EXERCISE =>
Produce the listing below again, exactly as shown.

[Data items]
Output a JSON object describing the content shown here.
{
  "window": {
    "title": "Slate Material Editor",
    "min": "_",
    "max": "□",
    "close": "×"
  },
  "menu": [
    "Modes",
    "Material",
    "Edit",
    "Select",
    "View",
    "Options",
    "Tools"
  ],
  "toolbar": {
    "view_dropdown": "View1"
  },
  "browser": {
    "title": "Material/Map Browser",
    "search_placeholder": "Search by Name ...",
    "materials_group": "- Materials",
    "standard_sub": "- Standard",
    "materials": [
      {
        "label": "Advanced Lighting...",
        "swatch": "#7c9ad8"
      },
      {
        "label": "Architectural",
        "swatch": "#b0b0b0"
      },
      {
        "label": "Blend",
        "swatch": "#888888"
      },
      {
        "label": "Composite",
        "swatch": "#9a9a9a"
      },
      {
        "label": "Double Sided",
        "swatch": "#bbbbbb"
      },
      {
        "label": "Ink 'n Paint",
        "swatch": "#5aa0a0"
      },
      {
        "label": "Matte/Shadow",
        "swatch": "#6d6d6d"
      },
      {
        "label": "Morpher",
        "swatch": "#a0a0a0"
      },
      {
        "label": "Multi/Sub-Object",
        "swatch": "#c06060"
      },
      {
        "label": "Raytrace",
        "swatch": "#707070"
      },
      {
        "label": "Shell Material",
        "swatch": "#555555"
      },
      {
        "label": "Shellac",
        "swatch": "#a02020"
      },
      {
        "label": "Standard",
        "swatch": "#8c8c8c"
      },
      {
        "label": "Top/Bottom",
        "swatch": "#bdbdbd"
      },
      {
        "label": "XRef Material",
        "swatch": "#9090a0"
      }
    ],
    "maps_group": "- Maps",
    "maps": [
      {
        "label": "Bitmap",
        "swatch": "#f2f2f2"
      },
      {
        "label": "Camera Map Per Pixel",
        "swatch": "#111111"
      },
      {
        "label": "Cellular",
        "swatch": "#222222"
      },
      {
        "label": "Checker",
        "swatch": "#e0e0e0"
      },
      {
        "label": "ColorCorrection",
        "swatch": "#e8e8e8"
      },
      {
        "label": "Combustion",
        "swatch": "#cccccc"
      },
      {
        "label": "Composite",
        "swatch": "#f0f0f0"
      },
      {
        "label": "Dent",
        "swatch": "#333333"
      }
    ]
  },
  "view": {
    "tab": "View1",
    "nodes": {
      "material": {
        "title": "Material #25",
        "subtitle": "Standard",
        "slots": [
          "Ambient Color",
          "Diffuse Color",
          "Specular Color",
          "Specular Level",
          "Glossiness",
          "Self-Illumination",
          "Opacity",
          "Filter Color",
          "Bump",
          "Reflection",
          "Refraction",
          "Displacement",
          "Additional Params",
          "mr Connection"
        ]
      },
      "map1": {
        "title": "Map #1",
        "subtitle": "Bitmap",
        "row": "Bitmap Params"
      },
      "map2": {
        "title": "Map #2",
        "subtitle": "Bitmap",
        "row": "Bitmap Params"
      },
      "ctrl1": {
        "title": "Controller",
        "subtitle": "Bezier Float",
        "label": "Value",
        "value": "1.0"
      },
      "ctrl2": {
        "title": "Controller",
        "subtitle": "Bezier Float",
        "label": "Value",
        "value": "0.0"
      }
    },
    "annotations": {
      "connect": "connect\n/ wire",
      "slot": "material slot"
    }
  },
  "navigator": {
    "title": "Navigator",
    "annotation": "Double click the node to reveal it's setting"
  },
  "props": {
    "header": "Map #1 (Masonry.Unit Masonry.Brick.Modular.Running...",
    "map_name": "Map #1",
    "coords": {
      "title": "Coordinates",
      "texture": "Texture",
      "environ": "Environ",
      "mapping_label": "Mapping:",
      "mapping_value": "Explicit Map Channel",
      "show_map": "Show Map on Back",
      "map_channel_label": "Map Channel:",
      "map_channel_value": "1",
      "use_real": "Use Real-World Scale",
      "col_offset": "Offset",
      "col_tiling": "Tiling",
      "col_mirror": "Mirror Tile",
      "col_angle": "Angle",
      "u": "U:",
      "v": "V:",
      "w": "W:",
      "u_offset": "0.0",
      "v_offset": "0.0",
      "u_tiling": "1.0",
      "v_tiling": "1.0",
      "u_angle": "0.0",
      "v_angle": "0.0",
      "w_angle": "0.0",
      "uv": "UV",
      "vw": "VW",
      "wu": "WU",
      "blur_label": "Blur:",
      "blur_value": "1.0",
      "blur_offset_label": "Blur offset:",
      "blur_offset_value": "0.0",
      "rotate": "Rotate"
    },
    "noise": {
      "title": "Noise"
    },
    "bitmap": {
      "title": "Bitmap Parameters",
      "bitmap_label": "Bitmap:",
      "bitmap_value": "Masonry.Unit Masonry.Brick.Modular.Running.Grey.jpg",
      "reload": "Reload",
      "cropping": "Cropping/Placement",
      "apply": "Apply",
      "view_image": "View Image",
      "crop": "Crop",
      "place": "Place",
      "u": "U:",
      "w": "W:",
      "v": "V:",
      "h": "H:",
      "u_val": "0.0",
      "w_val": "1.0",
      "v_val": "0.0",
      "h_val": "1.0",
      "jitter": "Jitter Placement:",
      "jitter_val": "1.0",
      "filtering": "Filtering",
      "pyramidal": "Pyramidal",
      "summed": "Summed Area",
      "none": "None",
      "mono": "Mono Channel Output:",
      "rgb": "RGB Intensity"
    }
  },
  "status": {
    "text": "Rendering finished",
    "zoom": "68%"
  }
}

WRITTEN SOLUTION =>
Output a JSON object describing the content shown here.
{
  "window": {
    "title": "Slate Material Editor",
    "min": "_",
    "max": "□",
    "close": "×"
  },
  "menu": [
    "Modes",
    "Material",
    "Edit",
    "Select",
    "View",
    "Options",
    "Tools"
  ],
  "toolbar": {
    "view_dropdown": "View1"
  },
  "browser": {
    "title": "Material/Map Browser",
    "search_placeholder": "Search by Name ...",
    "materials_group": "- Materials",
    "standard_sub": "- Standard",
    "materials": [
      {
        "label": "Advanced Lighting...",
        "swatch": "#7c9ad8"
      },
      {
        "label": "Architectural",
        "swatch": "#b0b0b0"
      },
      {
        "label": "Blend",
        "swatch": "#888888"
      },
      {
        "label": "Composite",
        "swatch": "#9a9a9a"
      },
      {
        "label": "Double Sided",
        "swatch": "#bbbbbb"
      },
      {
        "label": "Ink 'n Paint",
        "swatch": "#5aa0a0"
      },
      {
        "label": "Matte/Shadow",
        "swatch": "#6d6d6d"
      },
      {
        "label": "Morpher",
        "swatch": "#a0a0a0"
      },
      {
        "label": "Multi/Sub-Object",
        "swatch": "#c06060"
      },
      {
        "label": "Raytrace",
        "swatch": "#707070"
      },
      {
        "label": "Shell Material",
        "swatch": "#555555"
      },
      {
        "label": "Shellac",
        "swatch": "#a02020"
      },
      {
        "label": "Standard",
        "swatch": "#8c8c8c"
      },
      {
        "label": "Top/Bottom",
        "swatch": "#bdbdbd"
      },
      {
        "label": "XRef Material",
        "swatch": "#9090a0"
      }
    ],
    "maps_group": "- Maps",
    "maps": [
      {
        "label": "Bitmap",
        "swatch": "#f2f2f2"
      },
      {
        "label": "Camera Map Per Pixel",
        "swatch": "#111111"
      },
      {
        "label": "Cellular",
        "swatch": "#222222"
      },
      {
        "label": "Checker",
        "swatch": "#e0e0e0"
      },
      {
        "label": "ColorCorrection",
        "swatch": "#e8e8e8"
      },
      {
        "label": "Combustion",
        "swatch": "#cccccc"
      },
      {
        "label": "Composite",
        "swatch": "#f0f0f0"
      },
      {
        "label": "Dent",
        "swatch": "#333333"
      }
    ]
  },
  "view": {
    "tab": "View1",
    "nodes": {
      "material": {
        "title": "Material #25",
        "subtitle": "Standard",
        "slots": [
          "Ambient Color",
          "Diffuse Color",
          "Specular Color",
          "Specular Level",
          "Glossiness",
          "Self-Illumination",
          "Opacity",
          "Filter Color",
          "Bump",
          "Reflection",
          "Refraction",
          "Displacement",
          "Additional Params",
          "mr Connection"
        ]
      },
      "map1": {
        "title": "Map #1",
        "subtitle": "Bitmap",
        "row": "Bitmap Params"
      },
      "map2": {
        "title": "Map #2",
        "subtitle": "Bitmap",
        "row": "Bitmap Params"
      },
      "ctrl1": {
        "title": "Controller",
        "subtitle": "Bezier Float",
        "label": "Value",
        "value": "1.0"
      },
      "ctrl2": {
        "title": "Controller",
        "subtitle": "Bezier Float",
        "label": "Value",
        "value": "0.0"
      }
    },
    "annotations": {
      "connect": "connect\n/ wire",
      "slot": "material slot"
    }
  },
  "navigator": {
    "title": "Navigator",
    "annotation": "Double click the node to reveal it's setting"
  },
  "props": {
    "header": "Map #1 (Masonry.Unit Masonry.Brick.Modular.Running...",
    "map_name": "Map #1",
    "coords": {
      "title": "Coordinates",
      "texture": "Texture",
      "environ": "Environ",
      "mapping_label": "Mapping:",
      "mapping_value": "Explicit Map Channel",
      "show_map": "Show Map on Back",
      "map_channel_label": "Map Channel:",
      "map_channel_value": "1",
      "use_real": "Use Real-World Scale",
      "col_offset": "Offset",
      "col_tiling": "Tiling",
      "col_mirror": "Mirror Tile",
      "col_angle": "Angle",
      "u": "U:",
      "v": "V:",
      "w": "W:",
      "u_offset": "0.0",
      "v_offset": "0.0",
      "u_tiling": "1.0",
      "v_tiling": "1.0",
      "u_angle": "0.0",
      "v_angle": "0.0",
      "w_angle": "0.0",
      "uv": "UV",
      "vw": "VW",
      "wu": "WU",
      "blur_label": "Blur:",
      "blur_value": "1.0",
      "blur_offset_label": "Blur offset:",
      "blur_offset_value": "0.0",
      "rotate": "Rotate"
    },
    "noise": {
      "title": "Noise"
    },
    "bitmap": {
      "title": "Bitmap Parameters",
      "bitmap_label": "Bitmap:",
      "bitmap_value": "Masonry.Unit Masonry.Brick.Modular.Running.Grey.jpg",
      "reload": "Reload",
      "cropping": "Cropping/Placement",
      "apply": "Apply",
      "view_image": "View Image",
      "crop": "Crop",
      "place": "Place",
      "u": "U:",
      "w": "W:",
      "v": "V:",
      "h": "H:",
      "u_val": "0.0",
      "w_val": "1.0",
      "v_val": "0.0",
      "h_val": "1.0",
      "jitter": "Jitter Placement:",
      "jitter_val": "1.0",
      "filtering": "Filtering",
      "pyramidal": "Pyramidal",
      "summed": "Summed Area",
      "none": "None",
      "mono": "Mono Channel Output:",
      "rgb": "RGB Intensity"
    }
  },
  "status": {
    "text": "Rendering finished",
    "zoom": "68%"
  }
}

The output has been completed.